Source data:
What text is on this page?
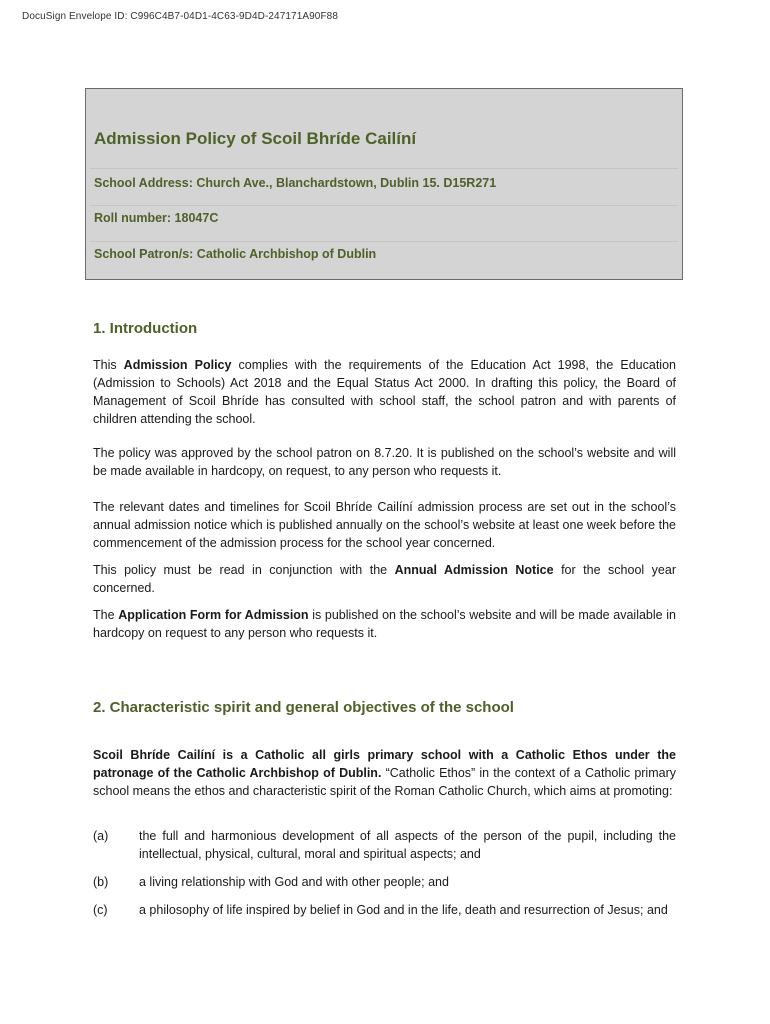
DocuSign Envelope ID: C996C4B7-04D1-4C63-9D4D-247171A90F88
Admission Policy of Scoil Bhríde Cailíní
School Address: Church Ave., Blanchardstown, Dublin 15. D15R271
Roll number: 18047C
School Patron/s: Catholic Archbishop of Dublin
1. Introduction
This Admission Policy complies with the requirements of the Education Act 1998, the Education (Admission to Schools) Act 2018 and the Equal Status Act 2000. In drafting this policy, the Board of Management of Scoil Bhríde has consulted with school staff, the school patron and with parents of children attending the school.
The policy was approved by the school patron on 8.7.20. It is published on the school’s website and will be made available in hardcopy, on request, to any person who requests it.
The relevant dates and timelines for Scoil Bhríde Cailíní admission process are set out in the school’s annual admission notice which is published annually on the school’s website at least one week before the commencement of the admission process for the school year concerned.
This policy must be read in conjunction with the Annual Admission Notice for the school year concerned.
The Application Form for Admission is published on the school’s website and will be made available in hardcopy on request to any person who requests it.
2. Characteristic spirit and general objectives of the school
Scoil Bhríde Cailíní is a Catholic all girls primary school with a Catholic Ethos under the patronage of the Catholic Archbishop of Dublin. “Catholic Ethos” in the context of a Catholic primary school means the ethos and characteristic spirit of the Roman Catholic Church, which aims at promoting:
(a) the full and harmonious development of all aspects of the person of the pupil, including the intellectual, physical, cultural, moral and spiritual aspects; and
(b) a living relationship with God and with other people; and
(c)	a philosophy of life inspired by belief in God and in the life, death and resurrection of Jesus; and
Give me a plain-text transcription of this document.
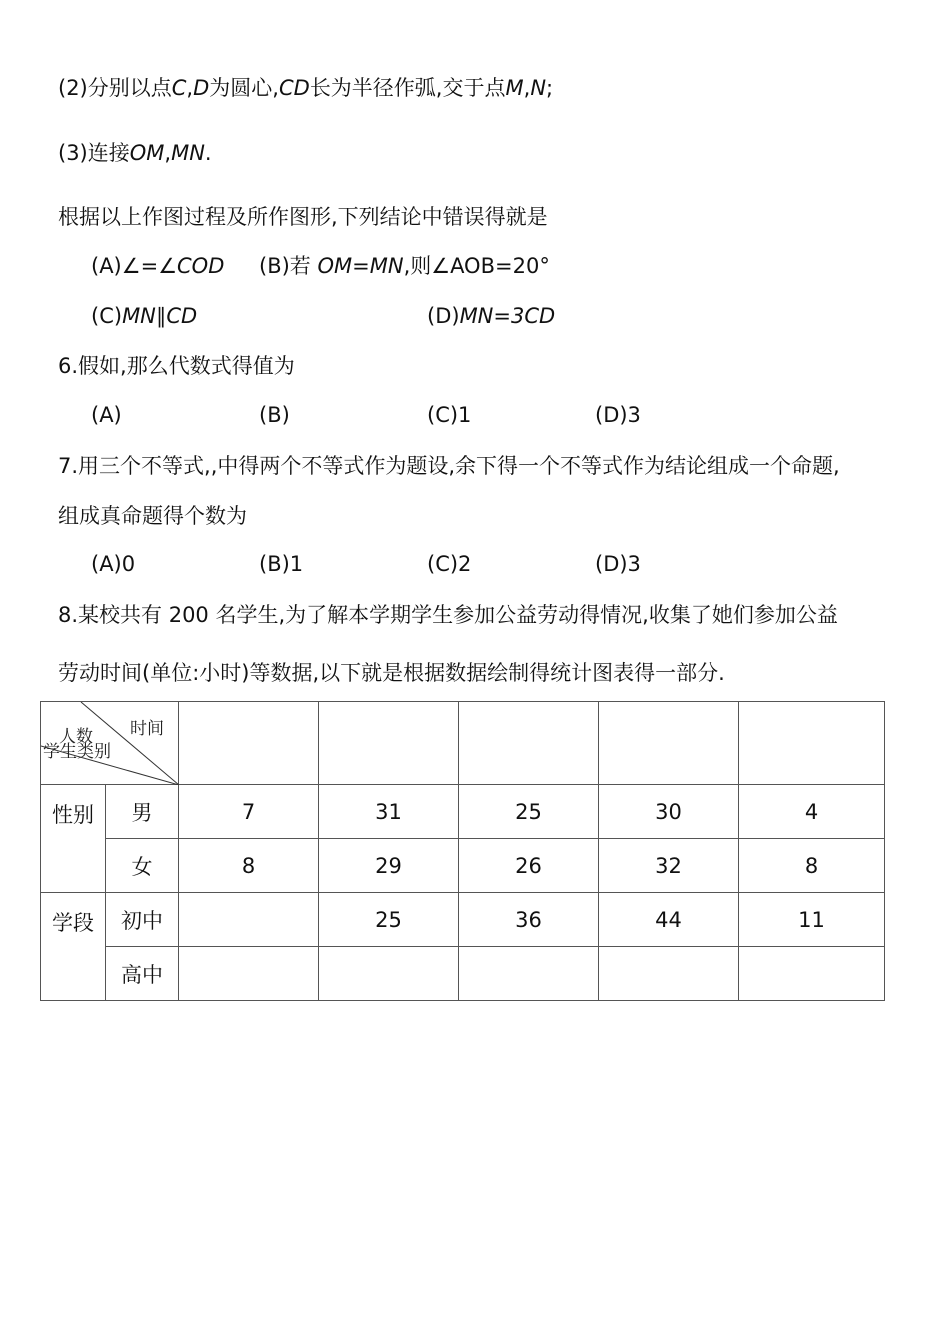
(2)分别以点C,D为圆心,CD长为半径作弧,交于点M,N;
(3)连接OM,MN.
根据以上作图过程及所作图形,下列结论中错误得就是
(A)∠=∠COD (B)若 OM=MN,则∠AOB=20°
(C)MN∥CD	(D)MN=3CD
6.假如,那么代数式得值为
(A)	(B)	(C)1	(D)3
7.用三个不等式,,中得两个不等式作为题设,余下得一个不等式作为结论组成一个命题,
组成真命题得个数为
(A)0	(B)1	(C)2	(D)3
8.某校共有 200 名学生,为了解本学期学生参加公益劳动得情况,收集了她们参加公益
劳动时间(单位:小时)等数据,以下就是根据数据绘制得统计图表得一部分.
时间
人数
学生类别						

性别	男	7	31	25	30	4
	女	8	29	26	32	8
学段	初中		25	36	44	11
	高中					
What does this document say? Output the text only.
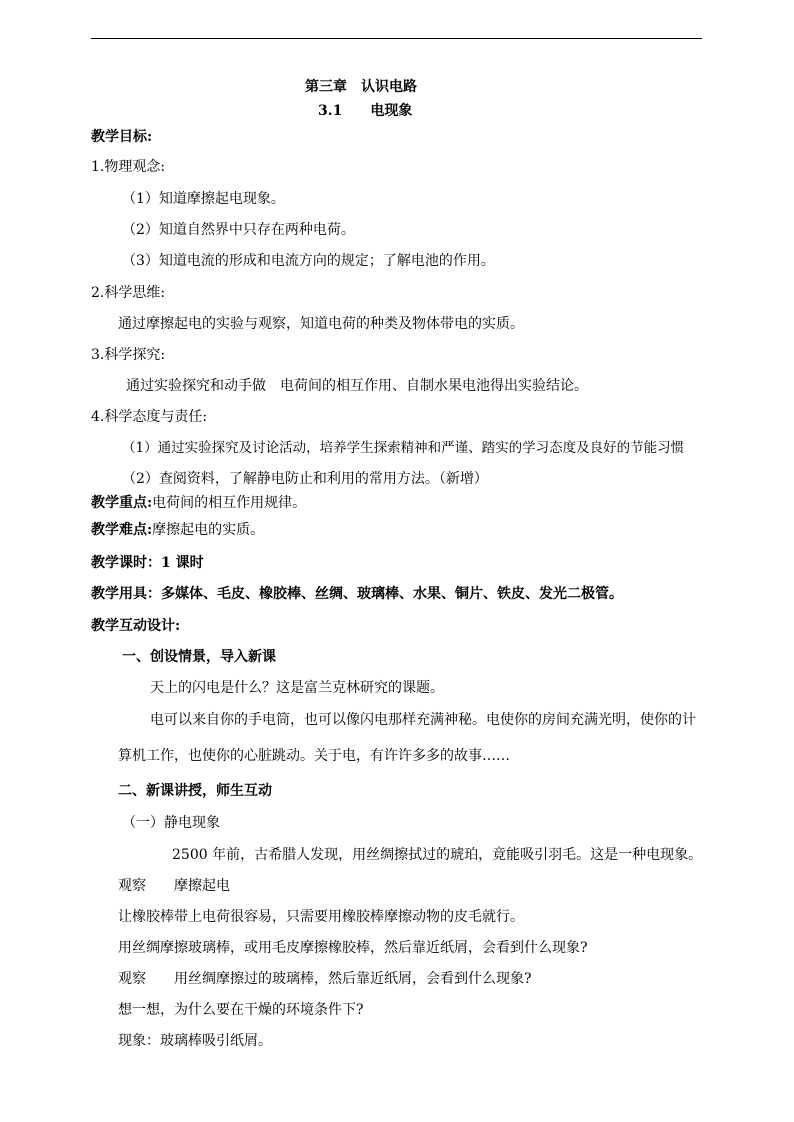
第三章　认识电路
3.1　　电现象
教学目标:
1.物理观念:
（1）知道摩擦起电现象。
（2）知道自然界中只存在两种电荷。
（3）知道电流的形成和电流方向的规定；了解电池的作用。
2.科学思维:
通过摩擦起电的实验与观察，知道电荷的种类及物体带电的实质。
3.科学探究:
通过实验探究和动手做　电荷间的相互作用、自制水果电池得出实验结论。
4.科学态度与责任:
（1）通过实验探究及讨论活动，培养学生探索精神和严谨、踏实的学习态度及良好的节能习惯
（2）查阅资料，了解静电防止和利用的常用方法。（新增）
教学重点:电荷间的相互作用规律。
教学难点:摩擦起电的实质。
教学课时：1 课时
教学用具：多媒体、毛皮、橡胶棒、丝绸、玻璃棒、水果、铜片、铁皮、发光二极管。
教学互动设计:
一、创设情景，导入新课
天上的闪电是什么？这是富兰克林研究的课题。
电可以来自你的手电筒，也可以像闪电那样充满神秘。电使你的房间充满光明，使你的计
算机工作，也使你的心脏跳动。关于电，有许许多多的故事……
二、新课讲授，师生互动
（一）静电现象
2500 年前，古希腊人发现，用丝绸擦拭过的琥珀，竟能吸引羽毛。这是一种电现象。
观察　　摩擦起电
让橡胶棒带上电荷很容易，只需要用橡胶棒摩擦动物的皮毛就行。
用丝绸摩擦玻璃棒，或用毛皮摩擦橡胶棒，然后靠近纸屑，会看到什么现象?
观察　　用丝绸摩擦过的玻璃棒，然后靠近纸屑，会看到什么现象?
想一想，为什么要在干燥的环境条件下?
现象：玻璃棒吸引纸屑。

▸ Work to do
What comes back should match the records exactly, minus any pictures.

▸ Solution to the exercise
What text is on this page?
DocuSign Envelope ID: C996C4B7-04D1-4C63-9D4D-247171A90F88
Admission Policy of Scoil Bhríde Cailíní
School Address: Church Ave., Blanchardstown, Dublin 15. D15R271
Roll number: 18047C
School Patron/s: Catholic Archbishop of Dublin
1. Introduction
This Admission Policy complies with the requirements of the Education Act 1998, the Education (Admission to Schools) Act 2018 and the Equal Status Act 2000. In drafting this policy, the Board of Management of Scoil Bhríde has consulted with school staff, the school patron and with parents of children attending the school.
The policy was approved by the school patron on 8.7.20. It is published on the school’s website and will be made available in hardcopy, on request, to any person who requests it.
The relevant dates and timelines for Scoil Bhríde Cailíní admission process are set out in the school’s annual admission notice which is published annually on the school’s website at least one week before the commencement of the admission process for the school year concerned.
This policy must be read in conjunction with the Annual Admission Notice for the school year concerned.
The Application Form for Admission is published on the school’s website and will be made available in hardcopy on request to any person who requests it.
2. Characteristic spirit and general objectives of the school
Scoil Bhríde Cailíní is a Catholic all girls primary school with a Catholic Ethos under the patronage of the Catholic Archbishop of Dublin. “Catholic Ethos” in the context of a Catholic primary school means the ethos and characteristic spirit of the Roman Catholic Church, which aims at promoting:
(a) the full and harmonious development of all aspects of the person of the pupil, including the intellectual, physical, cultural, moral and spiritual aspects; and
(b) a living relationship with God and with other people; and
(c)	a philosophy of life inspired by belief in God and in the life, death and resurrection of Jesus; and
Give me a plain-text transcription of this document.
(2)分别以点C,D为圆心,CD长为半径作弧,交于点M,N;
(3)连接OM,MN.
根据以上作图过程及所作图形,下列结论中错误得就是
(A)∠=∠COD (B)若 OM=MN,则∠AOB=20°
(C)MN∥CD	(D)MN=3CD
6.假如,那么代数式得值为
(A)	(B)	(C)1	(D)3
7.用三个不等式,,中得两个不等式作为题设,余下得一个不等式作为结论组成一个命题,
组成真命题得个数为
(A)0	(B)1	(C)2	(D)3
8.某校共有 200 名学生,为了解本学期学生参加公益劳动得情况,收集了她们参加公益
劳动时间(单位:小时)等数据,以下就是根据数据绘制得统计图表得一部分.
时间
人数
学生类别						

性别	男	7	31	25	30	4
	女	8	29	26	32	8
学段	初中		25	36	44	11
	高中					
What does this document say? Output the text only.
第三章　认识电路
3.1　　电现象
教学目标:
1.物理观念:
（1）知道摩擦起电现象。
（2）知道自然界中只存在两种电荷。
（3）知道电流的形成和电流方向的规定；了解电池的作用。
2.科学思维:
通过摩擦起电的实验与观察，知道电荷的种类及物体带电的实质。
3.科学探究:
通过实验探究和动手做　电荷间的相互作用、自制水果电池得出实验结论。
4.科学态度与责任:
（1）通过实验探究及讨论活动，培养学生探索精神和严谨、踏实的学习态度及良好的节能习惯
（2）查阅资料，了解静电防止和利用的常用方法。（新增）
教学重点:电荷间的相互作用规律。
教学难点:摩擦起电的实质。
教学课时：1 课时
教学用具：多媒体、毛皮、橡胶棒、丝绸、玻璃棒、水果、铜片、铁皮、发光二极管。
教学互动设计:
一、创设情景，导入新课
天上的闪电是什么？这是富兰克林研究的课题。
电可以来自你的手电筒，也可以像闪电那样充满神秘。电使你的房间充满光明，使你的计
算机工作，也使你的心脏跳动。关于电，有许许多多的故事……
二、新课讲授，师生互动
（一）静电现象
2500 年前，古希腊人发现，用丝绸擦拭过的琥珀，竟能吸引羽毛。这是一种电现象。
观察　　摩擦起电
让橡胶棒带上电荷很容易，只需要用橡胶棒摩擦动物的皮毛就行。
用丝绸摩擦玻璃棒，或用毛皮摩擦橡胶棒，然后靠近纸屑，会看到什么现象?
观察　　用丝绸摩擦过的玻璃棒，然后靠近纸屑，会看到什么现象?
想一想，为什么要在干燥的环境条件下?
现象：玻璃棒吸引纸屑。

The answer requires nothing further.